--- Start of Dataset records ---

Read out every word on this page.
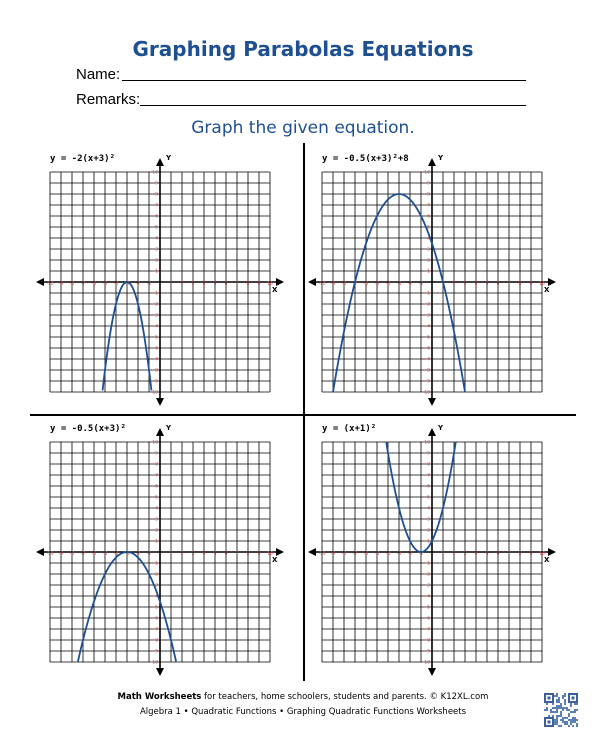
Graphing Parabolas Equations
Name:
Remarks:
Graph the given equation.
X
Y
-10
-10
-9
-9
-8
-8
-7
-7
-6
-6
-5
-5
-4
-4
-3
-3
-2
-2
-1
-1
1
1
2
2
3
3
4
4
5
5
6
6
7
7
8
8
9
9
10
10
y = -2(x+3)²
X
Y
-10
-10
-9
-9
-8
-8
-7
-7
-6
-6
-5
-5
-4
-4
-3
-3
-2
-2
-1
-1
1
1
2
2
3
3
4
4
5
5
6
6
7
7
8
8
9
9
10
10
y = -0.5(x+3)²+8
X
Y
-10
-10
-9
-9
-8
-8
-7
-7
-6
-6
-5
-5
-4
-4
-3
-3
-2
-2
-1
-1
1
1
2
2
3
3
4
4
5
5
6
6
7
7
8
8
9
9
10
10
y = -0.5(x+3)²
X
Y
-10
-10
-9
-9
-8
-8
-7
-7
-6
-6
-5
-5
-4
-4
-3
-3
-2
-2
-1
-1
1
1
2
2
3
3
4
4
5
5
6
6
7
7
8
8
9
9
10
10
y = (x+1)²
Math Worksheets for teachers, home schoolers, students and parents. © K12XL.com
Algebra 1 • Quadratic Functions • Graphing Quadratic Functions Worksheets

--- End of Dataset records ---

> [Work required]: Except for the pictures, copy the material above exactly.

> [The output]:
Read out every word on this page.
Graphing Parabolas Equations
Name:
Remarks:
Graph the given equation.
X
Y
-10
-10
-9
-9
-8
-8
-7
-7
-6
-6
-5
-5
-4
-4
-3
-3
-2
-2
-1
-1
1
1
2
2
3
3
4
4
5
5
6
6
7
7
8
8
9
9
10
10
y = -2(x+3)²
X
Y
-10
-10
-9
-9
-8
-8
-7
-7
-6
-6
-5
-5
-4
-4
-3
-3
-2
-2
-1
-1
1
1
2
2
3
3
4
4
5
5
6
6
7
7
8
8
9
9
10
10
y = -0.5(x+3)²+8
X
Y
-10
-10
-9
-9
-8
-8
-7
-7
-6
-6
-5
-5
-4
-4
-3
-3
-2
-2
-1
-1
1
1
2
2
3
3
4
4
5
5
6
6
7
7
8
8
9
9
10
10
y = -0.5(x+3)²
X
Y
-10
-10
-9
-9
-8
-8
-7
-7
-6
-6
-5
-5
-4
-4
-3
-3
-2
-2
-1
-1
1
1
2
2
3
3
4
4
5
5
6
6
7
7
8
8
9
9
10
10
y = (x+1)²
Math Worksheets for teachers, home schoolers, students and parents. © K12XL.com
Algebra 1 • Quadratic Functions • Graphing Quadratic Functions Worksheets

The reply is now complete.